Stated problem ::
Leave out the pictures and transcribe the rest of the records exactly.
··· Supplied entries
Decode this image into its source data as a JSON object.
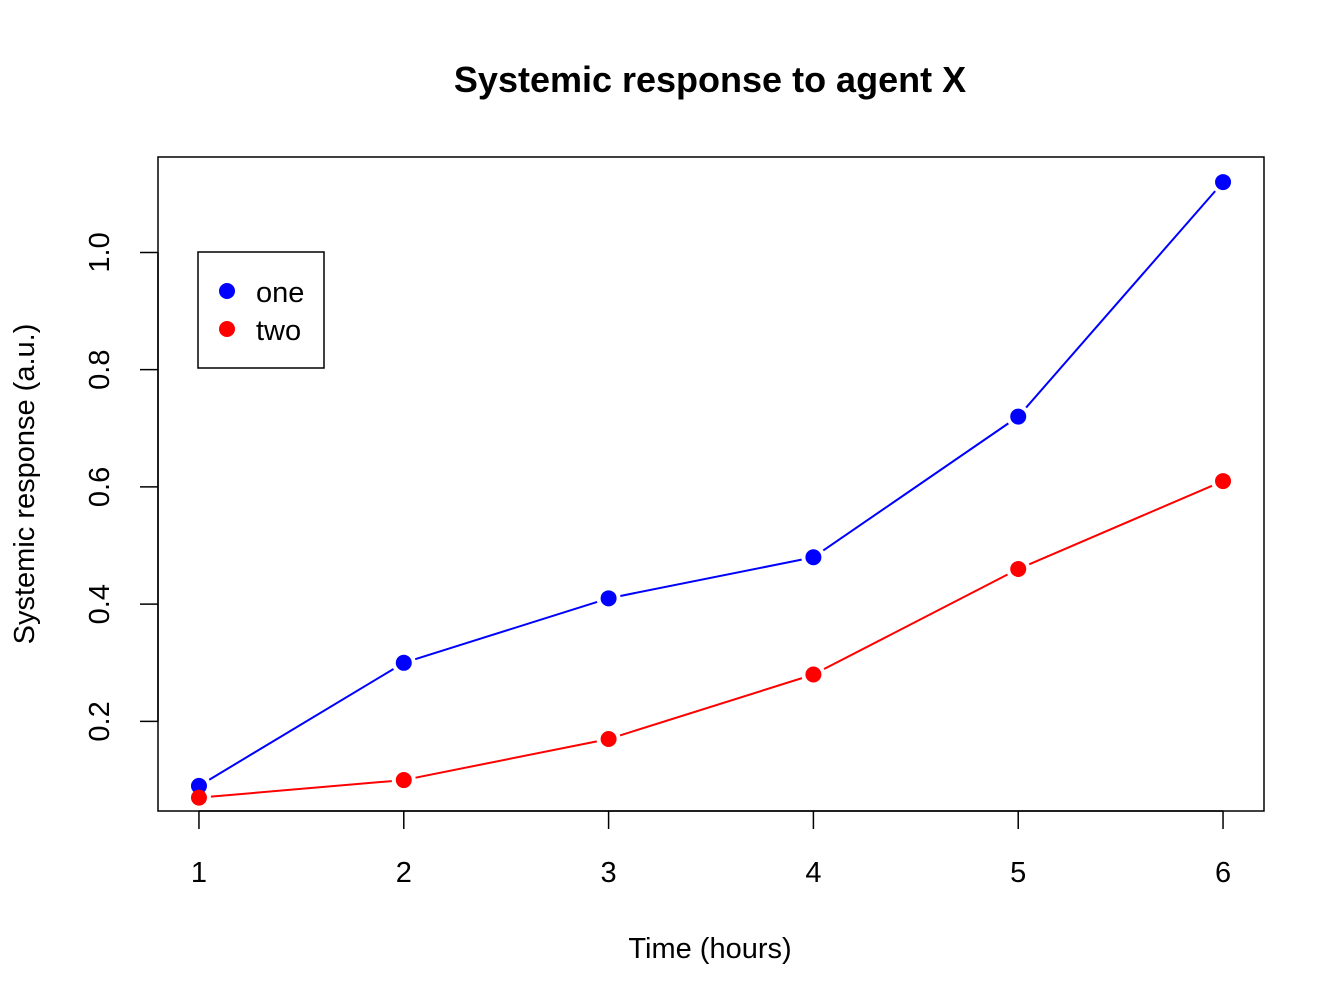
{
  "chart_data": {
    "type": "line",
    "title": "Systemic response to agent X",
    "xlabel": "Time (hours)",
    "ylabel": "Systemic response (a.u.)",
    "x": [
      1,
      2,
      3,
      4,
      5,
      6
    ],
    "x_ticks": [
      "1",
      "2",
      "3",
      "4",
      "5",
      "6"
    ],
    "y_ticks": [
      "0.2",
      "0.4",
      "0.6",
      "0.8",
      "1.0"
    ],
    "y_tick_values": [
      0.2,
      0.4,
      0.6,
      0.8,
      1.0
    ],
    "xlim": [
      0.8,
      6.2
    ],
    "ylim": [
      0.0472,
      1.1628
    ],
    "grid": false,
    "legend_position": "top-left",
    "series": [
      {
        "name": "one",
        "color": "#0000ff",
        "marker": "filled-circle",
        "values": [
          0.09,
          0.3,
          0.41,
          0.48,
          0.72,
          1.12
        ]
      },
      {
        "name": "two",
        "color": "#ff0000",
        "marker": "filled-circle",
        "values": [
          0.07,
          0.1,
          0.17,
          0.28,
          0.46,
          0.61
        ]
      }
    ]
  }
}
······
Worked solution ::
Decode this image into its source data as a JSON object.
{
  "chart_data": {
    "type": "line",
    "title": "Systemic response to agent X",
    "xlabel": "Time (hours)",
    "ylabel": "Systemic response (a.u.)",
    "x": [
      1,
      2,
      3,
      4,
      5,
      6
    ],
    "x_ticks": [
      "1",
      "2",
      "3",
      "4",
      "5",
      "6"
    ],
    "y_ticks": [
      "0.2",
      "0.4",
      "0.6",
      "0.8",
      "1.0"
    ],
    "y_tick_values": [
      0.2,
      0.4,
      0.6,
      0.8,
      1.0
    ],
    "xlim": [
      0.8,
      6.2
    ],
    "ylim": [
      0.0472,
      1.1628
    ],
    "grid": false,
    "legend_position": "top-left",
    "series": [
      {
        "name": "one",
        "color": "#0000ff",
        "marker": "filled-circle",
        "values": [
          0.09,
          0.3,
          0.41,
          0.48,
          0.72,
          1.12
        ]
      },
      {
        "name": "two",
        "color": "#ff0000",
        "marker": "filled-circle",
        "values": [
          0.07,
          0.1,
          0.17,
          0.28,
          0.46,
          0.61
        ]
      }
    ]
  }
}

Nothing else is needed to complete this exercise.